● **TASK**
Set down the material below word for word, excluding the pictures.

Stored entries

----

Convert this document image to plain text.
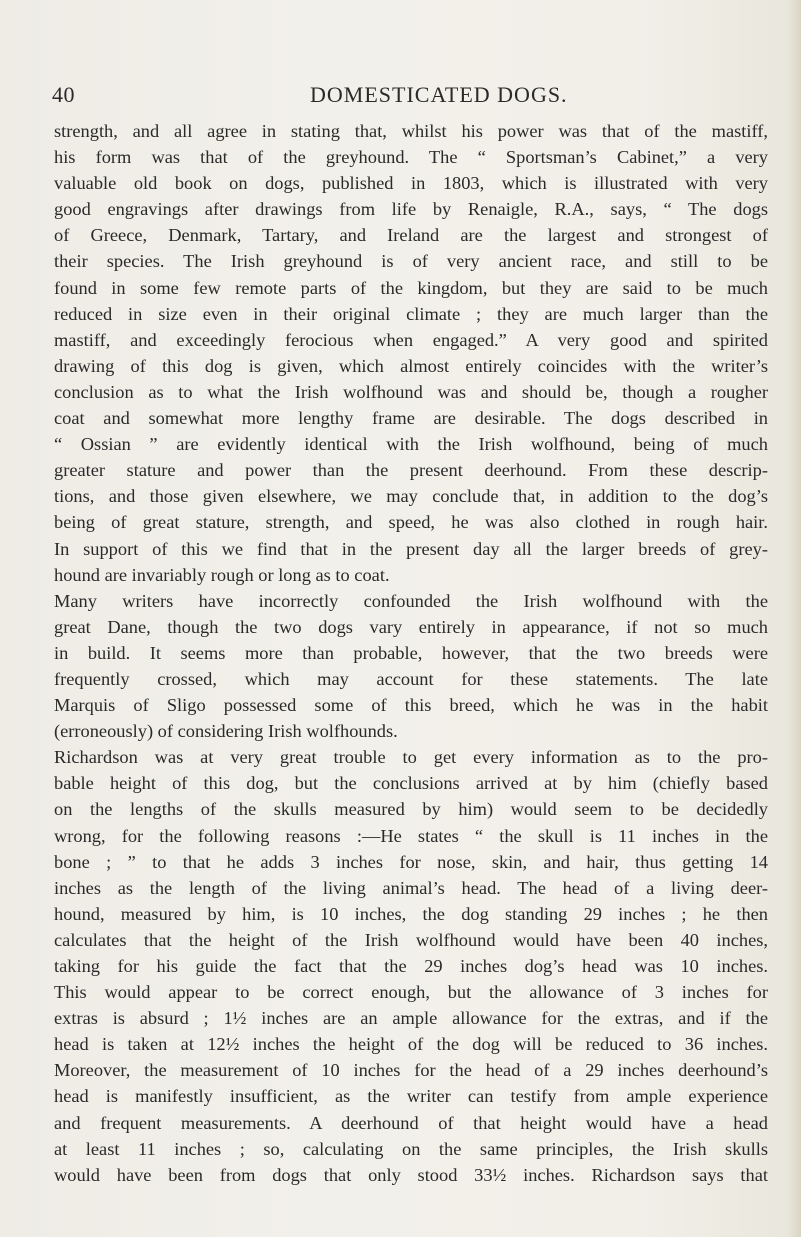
40	DOMESTICATED DOGS.
strength, and all agree in stating that, whilst his power was that of the mastiff,
his form was that of the greyhound. The “ Sportsman’s Cabinet,” a very
valuable old book on dogs, published in 1803, which is illustrated with very
good engravings after drawings from life by Renaigle, R.A., says, “ The dogs
of Greece, Denmark, Tartary, and Ireland are the largest and strongest of
their species. The Irish greyhound is of very ancient race, and still to be
found in some few remote parts of the kingdom, but they are said to be much
reduced in size even in their original climate ; they are much larger than the
mastiff, and exceedingly ferocious when engaged.” A very good and spirited
drawing of this dog is given, which almost entirely coincides with the writer’s
conclusion as to what the Irish wolfhound was and should be, though a rougher
coat and somewhat more lengthy frame are desirable. The dogs described in
“ Ossian ” are evidently identical with the Irish wolfhound, being of much
greater stature and power than the present deerhound. From these descrip-
tions, and those given elsewhere, we may conclude that, in addition to the dog’s
being of great stature, strength, and speed, he was also clothed in rough hair.
In support of this we find that in the present day all the larger breeds of grey-
hound are invariably rough or long as to coat.
Many writers have incorrectly confounded the Irish wolfhound with the
great Dane, though the two dogs vary entirely in appearance, if not so much
in build. It seems more than probable, however, that the two breeds were
frequently crossed, which may account for these statements. The late
Marquis of Sligo possessed some of this breed, which he was in the habit
(erroneously) of considering Irish wolfhounds.
Richardson was at very great trouble to get every information as to the pro-
bable height of this dog, but the conclusions arrived at by him (chiefly based
on the lengths of the skulls measured by him) would seem to be decidedly
wrong, for the following reasons :—He states “ the skull is 11 inches in the
bone ; ” to that he adds 3 inches for nose, skin, and hair, thus getting 14
inches as the length of the living animal’s head. The head of a living deer-
hound, measured by him, is 10 inches, the dog standing 29 inches ; he then
calculates that the height of the Irish wolfhound would have been 40 inches,
taking for his guide the fact that the 29 inches dog’s head was 10 inches.
This would appear to be correct enough, but the allowance of 3 inches for
extras is absurd ; 1½ inches are an ample allowance for the extras, and if the
head is taken at 12½ inches the height of the dog will be reduced to 36 inches.
Moreover, the measurement of 10 inches for the head of a 29 inches deerhound’s
head is manifestly insufficient, as the writer can testify from ample experience
and frequent measurements. A deerhound of that height would have a head
at least 11 inches ; so, calculating on the same principles, the Irish skulls
would have been from dogs that only stood 33½ inches. Richardson says that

----

● **RESPONSE BELOW**
Convert this document image to plain text.
40	DOMESTICATED DOGS.
strength, and all agree in stating that, whilst his power was that of the mastiff,
his form was that of the greyhound. The “ Sportsman’s Cabinet,” a very
valuable old book on dogs, published in 1803, which is illustrated with very
good engravings after drawings from life by Renaigle, R.A., says, “ The dogs
of Greece, Denmark, Tartary, and Ireland are the largest and strongest of
their species. The Irish greyhound is of very ancient race, and still to be
found in some few remote parts of the kingdom, but they are said to be much
reduced in size even in their original climate ; they are much larger than the
mastiff, and exceedingly ferocious when engaged.” A very good and spirited
drawing of this dog is given, which almost entirely coincides with the writer’s
conclusion as to what the Irish wolfhound was and should be, though a rougher
coat and somewhat more lengthy frame are desirable. The dogs described in
“ Ossian ” are evidently identical with the Irish wolfhound, being of much
greater stature and power than the present deerhound. From these descrip-
tions, and those given elsewhere, we may conclude that, in addition to the dog’s
being of great stature, strength, and speed, he was also clothed in rough hair.
In support of this we find that in the present day all the larger breeds of grey-
hound are invariably rough or long as to coat.
Many writers have incorrectly confounded the Irish wolfhound with the
great Dane, though the two dogs vary entirely in appearance, if not so much
in build. It seems more than probable, however, that the two breeds were
frequently crossed, which may account for these statements. The late
Marquis of Sligo possessed some of this breed, which he was in the habit
(erroneously) of considering Irish wolfhounds.
Richardson was at very great trouble to get every information as to the pro-
bable height of this dog, but the conclusions arrived at by him (chiefly based
on the lengths of the skulls measured by him) would seem to be decidedly
wrong, for the following reasons :—He states “ the skull is 11 inches in the
bone ; ” to that he adds 3 inches for nose, skin, and hair, thus getting 14
inches as the length of the living animal’s head. The head of a living deer-
hound, measured by him, is 10 inches, the dog standing 29 inches ; he then
calculates that the height of the Irish wolfhound would have been 40 inches,
taking for his guide the fact that the 29 inches dog’s head was 10 inches.
This would appear to be correct enough, but the allowance of 3 inches for
extras is absurd ; 1½ inches are an ample allowance for the extras, and if the
head is taken at 12½ inches the height of the dog will be reduced to 36 inches.
Moreover, the measurement of 10 inches for the head of a 29 inches deerhound’s
head is manifestly insufficient, as the writer can testify from ample experience
and frequent measurements. A deerhound of that height would have a head
at least 11 inches ; so, calculating on the same principles, the Irish skulls
would have been from dogs that only stood 33½ inches. Richardson says that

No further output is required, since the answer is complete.